Given exercise
Write out all of the entries exactly, please.

[START OF Provided entries]

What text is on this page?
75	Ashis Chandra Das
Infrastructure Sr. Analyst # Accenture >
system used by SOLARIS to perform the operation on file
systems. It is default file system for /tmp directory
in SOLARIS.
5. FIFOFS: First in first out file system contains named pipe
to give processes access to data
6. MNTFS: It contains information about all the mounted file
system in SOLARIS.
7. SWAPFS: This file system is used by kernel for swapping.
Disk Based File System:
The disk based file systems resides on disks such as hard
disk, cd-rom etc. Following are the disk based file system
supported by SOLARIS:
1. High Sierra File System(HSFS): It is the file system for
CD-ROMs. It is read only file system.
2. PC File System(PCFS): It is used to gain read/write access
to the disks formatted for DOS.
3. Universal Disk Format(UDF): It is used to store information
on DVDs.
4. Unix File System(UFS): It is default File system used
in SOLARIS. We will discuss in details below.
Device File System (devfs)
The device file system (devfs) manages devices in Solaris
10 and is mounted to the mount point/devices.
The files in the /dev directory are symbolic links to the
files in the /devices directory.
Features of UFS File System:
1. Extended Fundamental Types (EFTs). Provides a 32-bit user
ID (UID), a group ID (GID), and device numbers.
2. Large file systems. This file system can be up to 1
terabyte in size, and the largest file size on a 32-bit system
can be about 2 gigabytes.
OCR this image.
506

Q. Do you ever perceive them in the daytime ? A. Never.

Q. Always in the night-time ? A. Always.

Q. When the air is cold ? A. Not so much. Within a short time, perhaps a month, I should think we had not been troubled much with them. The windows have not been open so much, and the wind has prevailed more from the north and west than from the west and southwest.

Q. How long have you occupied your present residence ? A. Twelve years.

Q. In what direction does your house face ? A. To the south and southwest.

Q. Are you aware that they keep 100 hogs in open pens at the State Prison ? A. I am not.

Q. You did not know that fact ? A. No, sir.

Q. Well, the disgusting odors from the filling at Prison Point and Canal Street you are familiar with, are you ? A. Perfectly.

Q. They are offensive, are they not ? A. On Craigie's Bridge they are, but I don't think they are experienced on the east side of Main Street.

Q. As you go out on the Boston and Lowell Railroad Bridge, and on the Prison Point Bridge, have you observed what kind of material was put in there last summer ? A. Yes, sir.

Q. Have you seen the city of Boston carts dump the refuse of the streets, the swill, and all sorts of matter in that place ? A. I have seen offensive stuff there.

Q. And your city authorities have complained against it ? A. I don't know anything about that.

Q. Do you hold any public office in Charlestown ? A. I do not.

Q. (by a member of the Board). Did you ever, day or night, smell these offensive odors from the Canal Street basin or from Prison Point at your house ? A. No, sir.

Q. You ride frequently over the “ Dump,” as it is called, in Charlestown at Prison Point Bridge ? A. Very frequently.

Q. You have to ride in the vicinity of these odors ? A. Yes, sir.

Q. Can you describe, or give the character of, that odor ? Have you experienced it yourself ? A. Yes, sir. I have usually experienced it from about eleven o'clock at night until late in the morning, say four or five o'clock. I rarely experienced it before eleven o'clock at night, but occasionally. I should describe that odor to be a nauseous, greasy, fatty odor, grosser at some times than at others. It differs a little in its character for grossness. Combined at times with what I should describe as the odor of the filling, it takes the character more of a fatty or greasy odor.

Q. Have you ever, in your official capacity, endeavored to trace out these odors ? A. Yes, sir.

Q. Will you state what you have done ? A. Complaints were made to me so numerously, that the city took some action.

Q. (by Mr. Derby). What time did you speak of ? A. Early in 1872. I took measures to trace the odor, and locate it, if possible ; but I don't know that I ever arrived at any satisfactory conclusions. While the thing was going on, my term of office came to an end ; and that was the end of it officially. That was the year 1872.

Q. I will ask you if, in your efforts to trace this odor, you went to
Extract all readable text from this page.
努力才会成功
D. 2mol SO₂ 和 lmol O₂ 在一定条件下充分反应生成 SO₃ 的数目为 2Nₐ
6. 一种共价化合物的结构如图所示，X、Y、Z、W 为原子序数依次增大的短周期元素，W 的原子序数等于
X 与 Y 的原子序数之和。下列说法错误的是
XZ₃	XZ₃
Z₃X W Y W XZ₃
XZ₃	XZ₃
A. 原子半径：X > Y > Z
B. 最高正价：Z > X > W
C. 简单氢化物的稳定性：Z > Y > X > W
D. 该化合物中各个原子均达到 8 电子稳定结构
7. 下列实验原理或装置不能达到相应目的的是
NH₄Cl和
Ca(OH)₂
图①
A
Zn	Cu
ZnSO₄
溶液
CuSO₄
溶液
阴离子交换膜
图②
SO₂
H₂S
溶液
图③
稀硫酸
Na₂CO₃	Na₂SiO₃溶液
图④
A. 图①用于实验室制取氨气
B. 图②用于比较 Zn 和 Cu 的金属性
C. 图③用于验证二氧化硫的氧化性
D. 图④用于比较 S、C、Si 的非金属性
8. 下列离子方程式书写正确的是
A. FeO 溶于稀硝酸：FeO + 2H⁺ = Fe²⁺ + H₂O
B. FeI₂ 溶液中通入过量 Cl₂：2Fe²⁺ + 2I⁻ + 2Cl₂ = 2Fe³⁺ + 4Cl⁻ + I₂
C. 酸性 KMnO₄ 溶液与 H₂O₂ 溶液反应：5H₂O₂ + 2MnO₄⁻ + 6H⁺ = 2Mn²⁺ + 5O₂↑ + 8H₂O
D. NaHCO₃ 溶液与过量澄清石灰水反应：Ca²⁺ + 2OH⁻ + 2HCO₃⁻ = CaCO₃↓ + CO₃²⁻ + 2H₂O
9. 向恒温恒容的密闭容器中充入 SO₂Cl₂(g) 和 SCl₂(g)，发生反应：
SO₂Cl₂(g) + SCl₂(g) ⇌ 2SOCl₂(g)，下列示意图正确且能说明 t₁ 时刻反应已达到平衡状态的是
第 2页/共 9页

[END OF Provided entries]

Result of this task
What text is on this page?
75	Ashis Chandra Das
Infrastructure Sr. Analyst # Accenture >
system used by SOLARIS to perform the operation on file
systems. It is default file system for /tmp directory
in SOLARIS.
5. FIFOFS: First in first out file system contains named pipe
to give processes access to data
6. MNTFS: It contains information about all the mounted file
system in SOLARIS.
7. SWAPFS: This file system is used by kernel for swapping.
Disk Based File System:
The disk based file systems resides on disks such as hard
disk, cd-rom etc. Following are the disk based file system
supported by SOLARIS:
1. High Sierra File System(HSFS): It is the file system for
CD-ROMs. It is read only file system.
2. PC File System(PCFS): It is used to gain read/write access
to the disks formatted for DOS.
3. Universal Disk Format(UDF): It is used to store information
on DVDs.
4. Unix File System(UFS): It is default File system used
in SOLARIS. We will discuss in details below.
Device File System (devfs)
The device file system (devfs) manages devices in Solaris
10 and is mounted to the mount point/devices.
The files in the /dev directory are symbolic links to the
files in the /devices directory.
Features of UFS File System:
1. Extended Fundamental Types (EFTs). Provides a 32-bit user
ID (UID), a group ID (GID), and device numbers.
2. Large file systems. This file system can be up to 1
terabyte in size, and the largest file size on a 32-bit system
can be about 2 gigabytes.
OCR this image.
506

Q. Do you ever perceive them in the daytime ? A. Never.

Q. Always in the night-time ? A. Always.

Q. When the air is cold ? A. Not so much. Within a short time, perhaps a month, I should think we had not been troubled much with them. The windows have not been open so much, and the wind has prevailed more from the north and west than from the west and southwest.

Q. How long have you occupied your present residence ? A. Twelve years.

Q. In what direction does your house face ? A. To the south and southwest.

Q. Are you aware that they keep 100 hogs in open pens at the State Prison ? A. I am not.

Q. You did not know that fact ? A. No, sir.

Q. Well, the disgusting odors from the filling at Prison Point and Canal Street you are familiar with, are you ? A. Perfectly.

Q. They are offensive, are they not ? A. On Craigie's Bridge they are, but I don't think they are experienced on the east side of Main Street.

Q. As you go out on the Boston and Lowell Railroad Bridge, and on the Prison Point Bridge, have you observed what kind of material was put in there last summer ? A. Yes, sir.

Q. Have you seen the city of Boston carts dump the refuse of the streets, the swill, and all sorts of matter in that place ? A. I have seen offensive stuff there.

Q. And your city authorities have complained against it ? A. I don't know anything about that.

Q. Do you hold any public office in Charlestown ? A. I do not.

Q. (by a member of the Board). Did you ever, day or night, smell these offensive odors from the Canal Street basin or from Prison Point at your house ? A. No, sir.

Q. You ride frequently over the “ Dump,” as it is called, in Charlestown at Prison Point Bridge ? A. Very frequently.

Q. You have to ride in the vicinity of these odors ? A. Yes, sir.

Q. Can you describe, or give the character of, that odor ? Have you experienced it yourself ? A. Yes, sir. I have usually experienced it from about eleven o'clock at night until late in the morning, say four or five o'clock. I rarely experienced it before eleven o'clock at night, but occasionally. I should describe that odor to be a nauseous, greasy, fatty odor, grosser at some times than at others. It differs a little in its character for grossness. Combined at times with what I should describe as the odor of the filling, it takes the character more of a fatty or greasy odor.

Q. Have you ever, in your official capacity, endeavored to trace out these odors ? A. Yes, sir.

Q. Will you state what you have done ? A. Complaints were made to me so numerously, that the city took some action.

Q. (by Mr. Derby). What time did you speak of ? A. Early in 1872. I took measures to trace the odor, and locate it, if possible ; but I don't know that I ever arrived at any satisfactory conclusions. While the thing was going on, my term of office came to an end ; and that was the end of it officially. That was the year 1872.

Q. I will ask you if, in your efforts to trace this odor, you went to
Extract all readable text from this page.
努力才会成功
D. 2mol SO₂ 和 lmol O₂ 在一定条件下充分反应生成 SO₃ 的数目为 2Nₐ
6. 一种共价化合物的结构如图所示，X、Y、Z、W 为原子序数依次增大的短周期元素，W 的原子序数等于
X 与 Y 的原子序数之和。下列说法错误的是
XZ₃	XZ₃
Z₃X W Y W XZ₃
XZ₃	XZ₃
A. 原子半径：X > Y > Z
B. 最高正价：Z > X > W
C. 简单氢化物的稳定性：Z > Y > X > W
D. 该化合物中各个原子均达到 8 电子稳定结构
7. 下列实验原理或装置不能达到相应目的的是
NH₄Cl和
Ca(OH)₂
图①
A
Zn	Cu
ZnSO₄
溶液
CuSO₄
溶液
阴离子交换膜
图②
SO₂
H₂S
溶液
图③
稀硫酸
Na₂CO₃	Na₂SiO₃溶液
图④
A. 图①用于实验室制取氨气
B. 图②用于比较 Zn 和 Cu 的金属性
C. 图③用于验证二氧化硫的氧化性
D. 图④用于比较 S、C、Si 的非金属性
8. 下列离子方程式书写正确的是
A. FeO 溶于稀硝酸：FeO + 2H⁺ = Fe²⁺ + H₂O
B. FeI₂ 溶液中通入过量 Cl₂：2Fe²⁺ + 2I⁻ + 2Cl₂ = 2Fe³⁺ + 4Cl⁻ + I₂
C. 酸性 KMnO₄ 溶液与 H₂O₂ 溶液反应：5H₂O₂ + 2MnO₄⁻ + 6H⁺ = 2Mn²⁺ + 5O₂↑ + 8H₂O
D. NaHCO₃ 溶液与过量澄清石灰水反应：Ca²⁺ + 2OH⁻ + 2HCO₃⁻ = CaCO₃↓ + CO₃²⁻ + 2H₂O
9. 向恒温恒容的密闭容器中充入 SO₂Cl₂(g) 和 SCl₂(g)，发生反应：
SO₂Cl₂(g) + SCl₂(g) ⇌ 2SOCl₂(g)，下列示意图正确且能说明 t₁ 时刻反应已达到平衡状态的是
第 2页/共 9页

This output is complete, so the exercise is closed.